Region boundary data:
-- begin --

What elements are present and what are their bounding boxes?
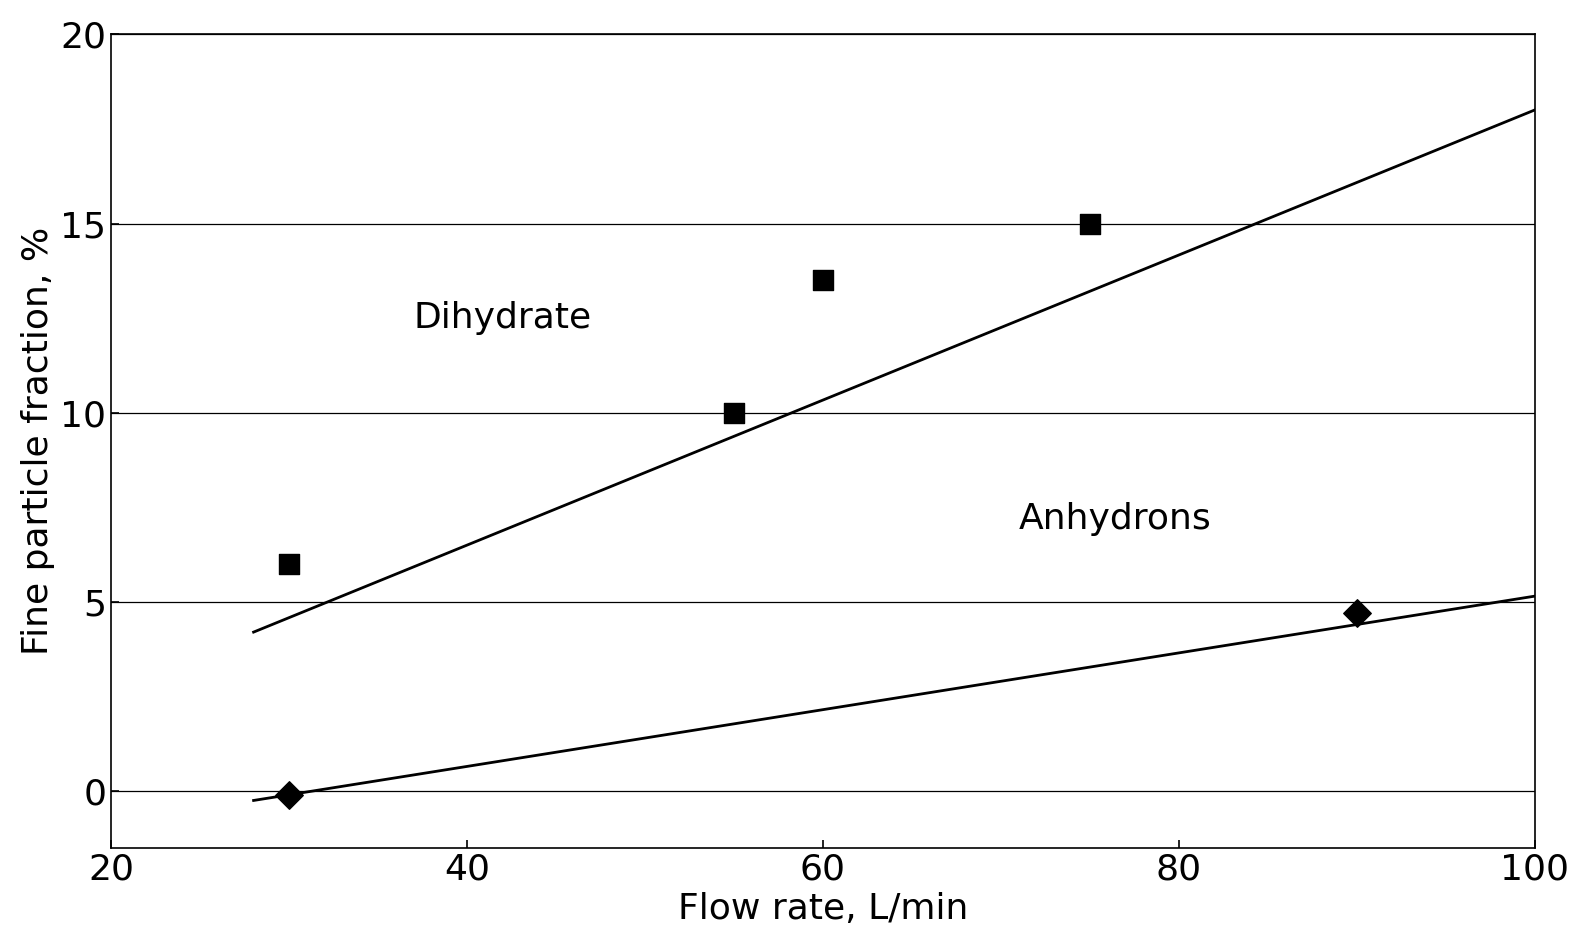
X-axis label: Flow rate, L/min: Flow rate, L/min xyxy=(677,892,968,926)
Point xyxy=(277,557,302,572)
Point xyxy=(1076,216,1102,231)
Text: Dihydrate: Dihydrate xyxy=(413,301,591,335)
Point xyxy=(277,787,302,802)
Text: Anhydrons: Anhydrons xyxy=(1019,502,1212,536)
Point xyxy=(1344,606,1369,621)
Point xyxy=(722,405,747,420)
Point xyxy=(811,273,836,288)
Y-axis label: Fine particle fraction, %: Fine particle fraction, % xyxy=(21,227,54,655)
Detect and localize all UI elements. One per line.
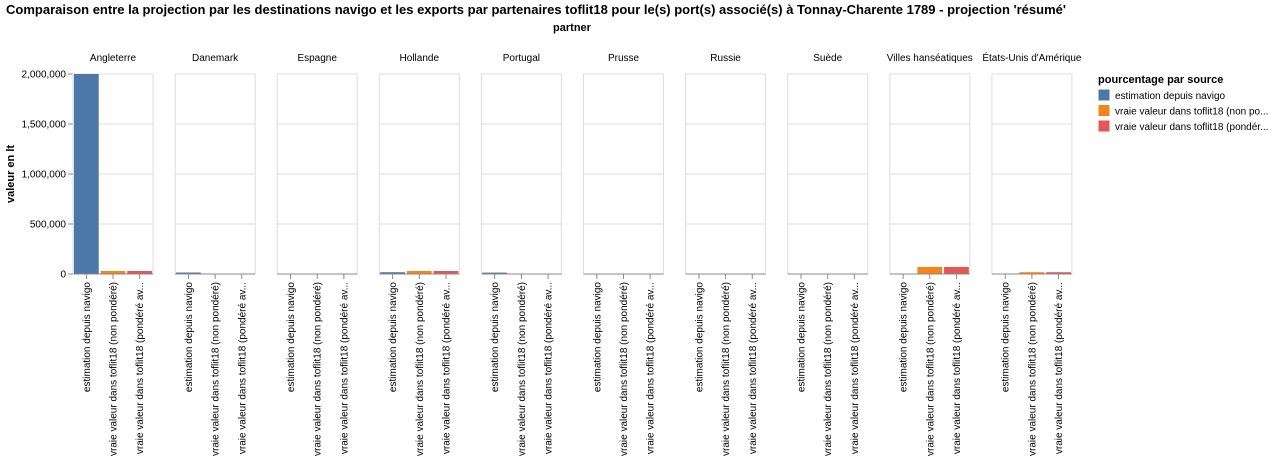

-- end --

* Requirement *
Retype every line of the data above word for word, leaving out the pictures.

* Task solution *
What elements are present and what are their bounding boxes?
X-axis label: Flow rate, L/min: Flow rate, L/min xyxy=(677,892,968,926)
Point xyxy=(277,557,302,572)
Point xyxy=(1076,216,1102,231)
Text: Dihydrate: Dihydrate xyxy=(413,301,591,335)
Point xyxy=(277,787,302,802)
Text: Anhydrons: Anhydrons xyxy=(1019,502,1212,536)
Point xyxy=(1344,606,1369,621)
Point xyxy=(722,405,747,420)
Point xyxy=(811,273,836,288)
Y-axis label: Fine particle fraction, %: Fine particle fraction, % xyxy=(21,227,54,655)
Detect and localize all UI elements. One per line.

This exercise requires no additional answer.